[Figure data in JSON]

══════════

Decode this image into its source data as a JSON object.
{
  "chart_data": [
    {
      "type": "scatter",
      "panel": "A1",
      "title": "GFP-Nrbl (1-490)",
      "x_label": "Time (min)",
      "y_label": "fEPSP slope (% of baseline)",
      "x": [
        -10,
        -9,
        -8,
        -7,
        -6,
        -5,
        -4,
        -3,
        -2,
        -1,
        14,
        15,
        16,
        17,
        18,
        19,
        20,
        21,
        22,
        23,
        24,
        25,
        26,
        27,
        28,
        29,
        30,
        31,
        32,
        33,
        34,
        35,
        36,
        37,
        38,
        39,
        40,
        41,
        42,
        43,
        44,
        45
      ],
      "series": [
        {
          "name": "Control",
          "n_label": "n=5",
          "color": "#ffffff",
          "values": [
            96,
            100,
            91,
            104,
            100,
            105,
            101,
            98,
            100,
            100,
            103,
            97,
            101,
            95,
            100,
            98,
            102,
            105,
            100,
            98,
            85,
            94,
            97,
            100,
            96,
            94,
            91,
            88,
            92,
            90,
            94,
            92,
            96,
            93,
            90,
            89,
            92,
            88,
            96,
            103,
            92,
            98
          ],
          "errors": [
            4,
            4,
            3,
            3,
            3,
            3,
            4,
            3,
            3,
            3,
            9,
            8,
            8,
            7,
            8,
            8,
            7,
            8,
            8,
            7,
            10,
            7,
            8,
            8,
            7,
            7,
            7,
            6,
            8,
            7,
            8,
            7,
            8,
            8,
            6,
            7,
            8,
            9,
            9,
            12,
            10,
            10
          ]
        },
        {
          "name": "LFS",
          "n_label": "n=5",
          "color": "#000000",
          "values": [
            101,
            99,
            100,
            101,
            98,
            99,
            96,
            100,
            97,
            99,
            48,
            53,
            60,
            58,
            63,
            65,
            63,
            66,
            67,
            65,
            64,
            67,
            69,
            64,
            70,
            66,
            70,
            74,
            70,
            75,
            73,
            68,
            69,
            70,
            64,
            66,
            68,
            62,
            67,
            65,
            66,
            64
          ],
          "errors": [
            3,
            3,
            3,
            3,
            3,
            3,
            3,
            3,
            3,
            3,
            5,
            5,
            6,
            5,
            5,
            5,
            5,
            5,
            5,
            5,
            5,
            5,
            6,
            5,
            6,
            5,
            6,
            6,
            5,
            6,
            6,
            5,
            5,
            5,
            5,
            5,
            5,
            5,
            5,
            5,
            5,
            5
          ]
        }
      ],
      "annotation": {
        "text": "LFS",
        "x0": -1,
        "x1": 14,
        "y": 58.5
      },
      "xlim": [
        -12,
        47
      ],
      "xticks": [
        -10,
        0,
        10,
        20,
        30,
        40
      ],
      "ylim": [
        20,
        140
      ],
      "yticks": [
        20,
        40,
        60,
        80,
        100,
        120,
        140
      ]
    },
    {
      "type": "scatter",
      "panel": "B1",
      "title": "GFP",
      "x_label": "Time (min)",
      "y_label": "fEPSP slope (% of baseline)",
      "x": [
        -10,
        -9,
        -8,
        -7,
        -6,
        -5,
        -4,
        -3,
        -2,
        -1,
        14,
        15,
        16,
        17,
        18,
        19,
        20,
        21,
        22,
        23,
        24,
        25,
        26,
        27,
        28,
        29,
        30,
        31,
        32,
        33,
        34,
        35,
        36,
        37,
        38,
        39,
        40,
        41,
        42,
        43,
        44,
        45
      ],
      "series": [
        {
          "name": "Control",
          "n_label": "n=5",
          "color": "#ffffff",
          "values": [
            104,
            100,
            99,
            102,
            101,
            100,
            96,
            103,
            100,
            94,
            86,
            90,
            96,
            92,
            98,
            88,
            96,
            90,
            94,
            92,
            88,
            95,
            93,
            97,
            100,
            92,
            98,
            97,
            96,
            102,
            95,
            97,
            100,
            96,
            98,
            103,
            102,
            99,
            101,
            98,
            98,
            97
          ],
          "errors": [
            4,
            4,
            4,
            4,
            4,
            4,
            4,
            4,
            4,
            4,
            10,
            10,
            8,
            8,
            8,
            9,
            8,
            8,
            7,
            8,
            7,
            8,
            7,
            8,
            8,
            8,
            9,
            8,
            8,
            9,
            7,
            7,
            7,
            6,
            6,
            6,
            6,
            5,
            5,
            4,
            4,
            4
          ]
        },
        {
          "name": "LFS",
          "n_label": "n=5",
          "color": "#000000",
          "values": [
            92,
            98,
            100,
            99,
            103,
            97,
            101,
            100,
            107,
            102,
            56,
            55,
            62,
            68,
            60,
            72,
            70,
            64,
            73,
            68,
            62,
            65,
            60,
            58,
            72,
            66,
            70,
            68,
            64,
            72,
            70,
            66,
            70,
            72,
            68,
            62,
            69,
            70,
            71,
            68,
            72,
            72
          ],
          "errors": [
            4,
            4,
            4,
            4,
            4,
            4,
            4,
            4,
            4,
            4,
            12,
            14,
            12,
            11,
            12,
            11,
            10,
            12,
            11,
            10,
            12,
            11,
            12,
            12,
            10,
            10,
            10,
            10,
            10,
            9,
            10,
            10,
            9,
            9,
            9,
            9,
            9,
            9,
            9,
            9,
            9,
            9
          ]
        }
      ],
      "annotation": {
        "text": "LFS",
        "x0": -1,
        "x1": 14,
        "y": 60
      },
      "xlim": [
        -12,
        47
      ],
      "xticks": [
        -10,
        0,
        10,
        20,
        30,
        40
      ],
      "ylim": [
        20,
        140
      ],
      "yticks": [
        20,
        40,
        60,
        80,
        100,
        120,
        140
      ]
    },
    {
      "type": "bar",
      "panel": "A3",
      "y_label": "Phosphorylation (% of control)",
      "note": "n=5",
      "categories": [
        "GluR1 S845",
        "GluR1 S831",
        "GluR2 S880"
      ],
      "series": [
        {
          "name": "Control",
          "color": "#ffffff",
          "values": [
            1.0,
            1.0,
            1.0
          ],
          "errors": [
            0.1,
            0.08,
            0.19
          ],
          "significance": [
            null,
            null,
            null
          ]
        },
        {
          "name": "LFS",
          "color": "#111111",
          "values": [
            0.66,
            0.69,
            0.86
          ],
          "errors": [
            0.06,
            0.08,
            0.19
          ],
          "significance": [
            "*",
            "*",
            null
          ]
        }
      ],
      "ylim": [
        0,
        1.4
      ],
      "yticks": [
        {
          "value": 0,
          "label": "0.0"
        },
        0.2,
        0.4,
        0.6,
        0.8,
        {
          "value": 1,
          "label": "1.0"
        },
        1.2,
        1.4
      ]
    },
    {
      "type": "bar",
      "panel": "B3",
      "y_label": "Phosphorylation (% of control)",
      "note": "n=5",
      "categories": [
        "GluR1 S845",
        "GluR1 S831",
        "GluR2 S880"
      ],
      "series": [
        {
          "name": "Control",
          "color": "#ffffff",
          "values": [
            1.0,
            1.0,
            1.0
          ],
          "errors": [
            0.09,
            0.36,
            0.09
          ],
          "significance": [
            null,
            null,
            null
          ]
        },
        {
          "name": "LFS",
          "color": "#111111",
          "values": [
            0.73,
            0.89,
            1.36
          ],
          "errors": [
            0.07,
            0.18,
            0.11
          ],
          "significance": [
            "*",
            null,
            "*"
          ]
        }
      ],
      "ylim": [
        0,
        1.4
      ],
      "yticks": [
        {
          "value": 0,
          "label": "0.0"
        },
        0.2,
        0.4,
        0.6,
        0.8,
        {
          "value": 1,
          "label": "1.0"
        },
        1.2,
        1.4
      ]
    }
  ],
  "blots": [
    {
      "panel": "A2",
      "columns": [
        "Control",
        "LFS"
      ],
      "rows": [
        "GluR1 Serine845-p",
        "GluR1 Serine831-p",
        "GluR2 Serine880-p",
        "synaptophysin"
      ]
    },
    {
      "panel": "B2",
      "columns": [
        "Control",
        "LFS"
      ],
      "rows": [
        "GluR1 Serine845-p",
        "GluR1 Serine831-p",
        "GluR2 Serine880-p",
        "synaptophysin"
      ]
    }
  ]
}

══════════

* **What you are asked to do**: Return only the number of lines in the data that contain "panel".

* **Result of this task**: 6